*Exercise*
Rewrite the lines from the start of the records through the line containing "The filler panel 318 is at (773, 680).", replacing "stacked components" with "layered components" and keeping everything else the same. Leave the pictures out of your answer.

Dataset entries
## BEGIN
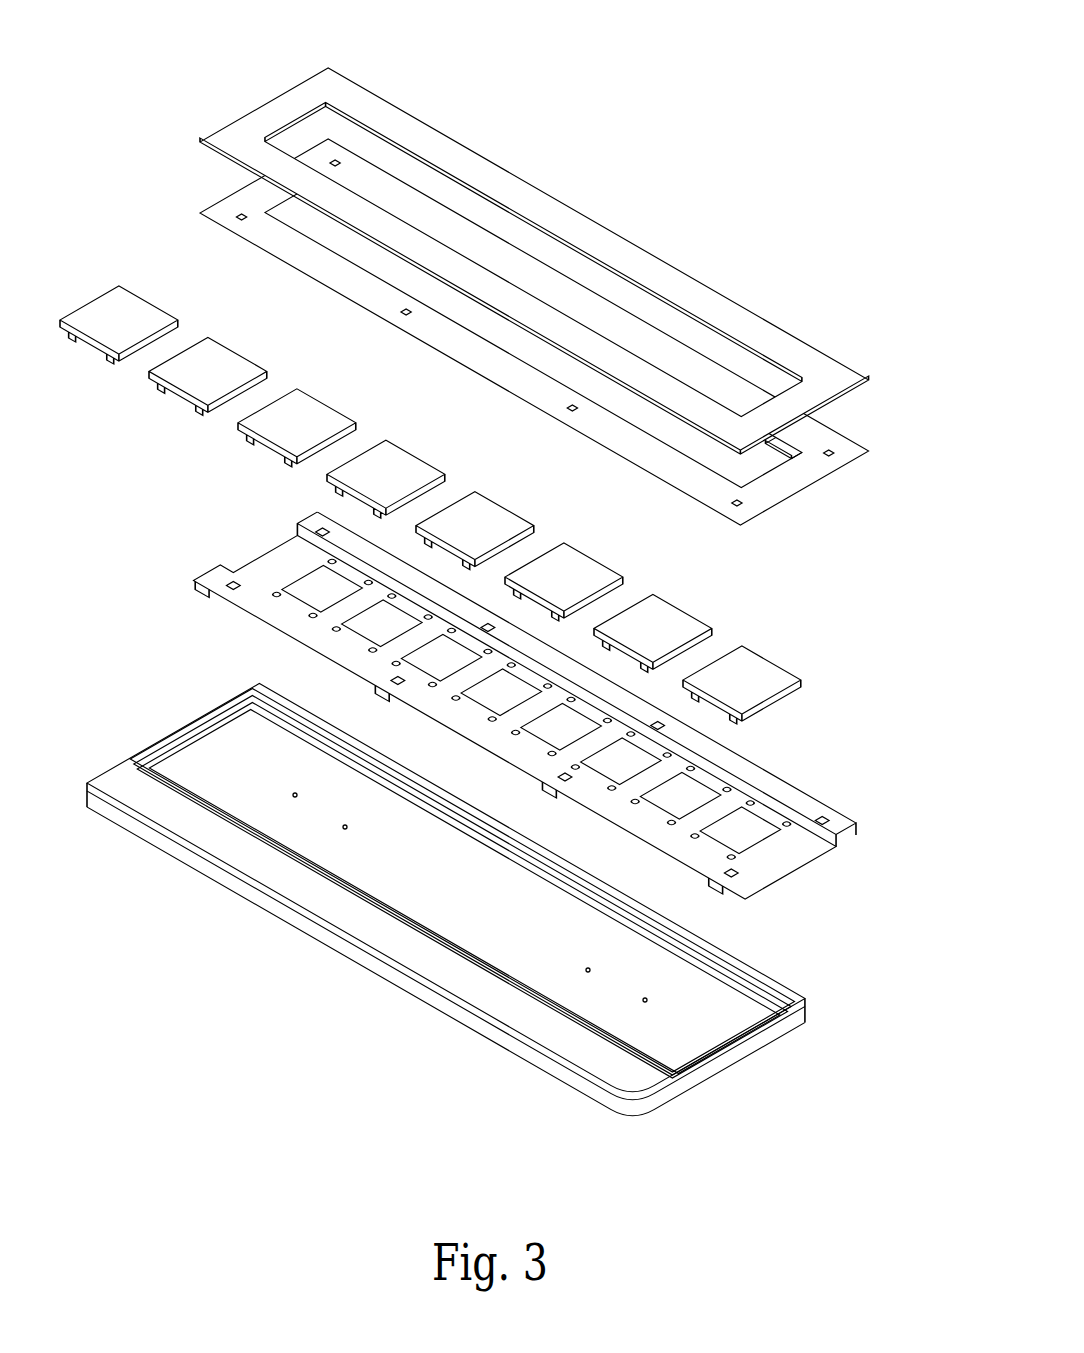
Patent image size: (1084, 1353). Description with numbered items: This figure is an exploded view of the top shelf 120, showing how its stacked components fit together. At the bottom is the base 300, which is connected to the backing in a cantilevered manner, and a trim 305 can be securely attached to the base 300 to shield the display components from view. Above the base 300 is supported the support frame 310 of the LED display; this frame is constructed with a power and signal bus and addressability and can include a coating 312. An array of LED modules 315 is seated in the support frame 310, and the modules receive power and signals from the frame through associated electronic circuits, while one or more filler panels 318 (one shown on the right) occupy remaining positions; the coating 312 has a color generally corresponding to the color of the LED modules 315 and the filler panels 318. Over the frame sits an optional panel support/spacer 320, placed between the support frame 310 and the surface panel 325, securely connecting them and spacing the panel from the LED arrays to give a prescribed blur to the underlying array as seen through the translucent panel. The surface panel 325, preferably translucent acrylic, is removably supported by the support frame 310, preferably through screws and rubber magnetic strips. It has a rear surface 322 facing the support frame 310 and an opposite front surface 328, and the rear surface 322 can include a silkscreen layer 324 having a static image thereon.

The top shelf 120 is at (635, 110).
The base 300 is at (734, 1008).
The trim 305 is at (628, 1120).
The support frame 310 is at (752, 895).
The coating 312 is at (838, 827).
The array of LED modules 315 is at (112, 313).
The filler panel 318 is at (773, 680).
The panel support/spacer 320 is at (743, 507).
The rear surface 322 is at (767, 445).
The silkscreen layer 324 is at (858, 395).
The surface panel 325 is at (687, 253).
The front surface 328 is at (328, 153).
## END
*Written solution*
Patent image size: (1084, 1353). Description with numbered items: This figure is an exploded view of the top shelf 120, showing how its layered components fit together. At the bottom is the base 300, which is connected to the backing in a cantilevered manner, and a trim 305 can be securely attached to the base 300 to shield the display components from view. Above the base 300 is supported the support frame 310 of the LED display; this frame is constructed with a power and signal bus and addressability and can include a coating 312. An array of LED modules 315 is seated in the support frame 310, and the modules receive power and signals from the frame through associated electronic circuits, while one or more filler panels 318 (one shown on the right) occupy remaining positions; the coating 312 has a color generally corresponding to the color of the LED modules 315 and the filler panels 318. Over the frame sits an optional panel support/spacer 320, placed between the support frame 310 and the surface panel 325, securely connecting them and spacing the panel from the LED arrays to give a prescribed blur to the underlying array as seen through the translucent panel. The surface panel 325, preferably translucent acrylic, is removably supported by the support frame 310, preferably through screws and rubber magnetic strips. It has a rear surface 322 facing the support frame 310 and an opposite front surface 328, and the rear surface 322 can include a silkscreen layer 324 having a static image thereon.

The top shelf 120 is at (635, 110).
The base 300 is at (734, 1008).
The trim 305 is at (628, 1120).
The support frame 310 is at (752, 895).
The coating 312 is at (838, 827).
The array of LED modules 315 is at (112, 313).
The filler panel 318 is at (773, 680).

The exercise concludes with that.